§ Exercise requirements
Please output the entries below without altering a single character.

◇ ◇ ◇ ◇ ◇

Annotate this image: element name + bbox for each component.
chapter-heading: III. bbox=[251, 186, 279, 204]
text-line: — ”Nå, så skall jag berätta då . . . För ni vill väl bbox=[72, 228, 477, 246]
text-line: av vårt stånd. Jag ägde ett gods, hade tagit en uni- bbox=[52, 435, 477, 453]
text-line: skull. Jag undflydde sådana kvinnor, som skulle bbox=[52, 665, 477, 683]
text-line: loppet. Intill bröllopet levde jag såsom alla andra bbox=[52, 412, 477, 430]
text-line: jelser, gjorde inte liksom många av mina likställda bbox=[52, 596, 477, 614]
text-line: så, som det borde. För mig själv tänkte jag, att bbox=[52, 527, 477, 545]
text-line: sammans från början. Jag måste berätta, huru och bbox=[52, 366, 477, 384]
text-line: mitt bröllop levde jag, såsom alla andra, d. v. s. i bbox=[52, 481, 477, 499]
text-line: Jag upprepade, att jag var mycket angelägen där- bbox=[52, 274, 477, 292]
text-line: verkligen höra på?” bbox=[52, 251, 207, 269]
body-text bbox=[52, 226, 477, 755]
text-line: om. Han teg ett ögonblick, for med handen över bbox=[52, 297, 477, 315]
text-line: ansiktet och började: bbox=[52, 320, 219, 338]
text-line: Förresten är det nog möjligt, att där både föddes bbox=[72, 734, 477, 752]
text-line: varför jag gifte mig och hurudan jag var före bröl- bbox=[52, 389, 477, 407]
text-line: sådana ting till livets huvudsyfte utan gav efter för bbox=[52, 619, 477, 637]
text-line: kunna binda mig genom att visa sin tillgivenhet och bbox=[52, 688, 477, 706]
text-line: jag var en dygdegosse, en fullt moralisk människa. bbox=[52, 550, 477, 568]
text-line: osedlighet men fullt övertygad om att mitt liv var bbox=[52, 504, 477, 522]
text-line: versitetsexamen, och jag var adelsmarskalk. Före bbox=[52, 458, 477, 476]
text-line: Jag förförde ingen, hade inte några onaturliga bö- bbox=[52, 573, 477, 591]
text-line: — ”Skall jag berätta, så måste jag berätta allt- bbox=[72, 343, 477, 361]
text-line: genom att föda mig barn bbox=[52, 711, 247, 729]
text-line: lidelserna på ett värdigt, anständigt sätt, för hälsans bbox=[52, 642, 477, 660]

◇ ◇ ◇ ◇ ◇

§ Exercise output
Annotate this image: element name + bbox for each component.
chapter-heading: III. bbox=[251, 186, 279, 204]
text-line: — ”Nå, så skall jag berätta då . . . För ni vill väl bbox=[72, 228, 477, 246]
text-line: av vårt stånd. Jag ägde ett gods, hade tagit en uni- bbox=[52, 435, 477, 453]
text-line: skull. Jag undflydde sådana kvinnor, som skulle bbox=[52, 665, 477, 683]
text-line: loppet. Intill bröllopet levde jag såsom alla andra bbox=[52, 412, 477, 430]
text-line: jelser, gjorde inte liksom många av mina likställda bbox=[52, 596, 477, 614]
text-line: så, som det borde. För mig själv tänkte jag, att bbox=[52, 527, 477, 545]
text-line: sammans från början. Jag måste berätta, huru och bbox=[52, 366, 477, 384]
text-line: mitt bröllop levde jag, såsom alla andra, d. v. s. i bbox=[52, 481, 477, 499]
text-line: Jag upprepade, att jag var mycket angelägen där- bbox=[52, 274, 477, 292]
text-line: verkligen höra på?” bbox=[52, 251, 207, 269]
body-text bbox=[52, 226, 477, 755]
text-line: om. Han teg ett ögonblick, for med handen över bbox=[52, 297, 477, 315]
text-line: ansiktet och började: bbox=[52, 320, 219, 338]
text-line: Förresten är det nog möjligt, att där både föddes bbox=[72, 734, 477, 752]
text-line: varför jag gifte mig och hurudan jag var före bröl- bbox=[52, 389, 477, 407]
text-line: sådana ting till livets huvudsyfte utan gav efter för bbox=[52, 619, 477, 637]
text-line: kunna binda mig genom att visa sin tillgivenhet och bbox=[52, 688, 477, 706]
text-line: jag var en dygdegosse, en fullt moralisk människa. bbox=[52, 550, 477, 568]
text-line: osedlighet men fullt övertygad om att mitt liv var bbox=[52, 504, 477, 522]
text-line: versitetsexamen, och jag var adelsmarskalk. Före bbox=[52, 458, 477, 476]
text-line: Jag förförde ingen, hade inte några onaturliga bö- bbox=[52, 573, 477, 591]
text-line: — ”Skall jag berätta, så måste jag berätta allt- bbox=[72, 343, 477, 361]
text-line: genom att föda mig barn bbox=[52, 711, 247, 729]
text-line: lidelserna på ett värdigt, anständigt sätt, för hälsans bbox=[52, 642, 477, 660]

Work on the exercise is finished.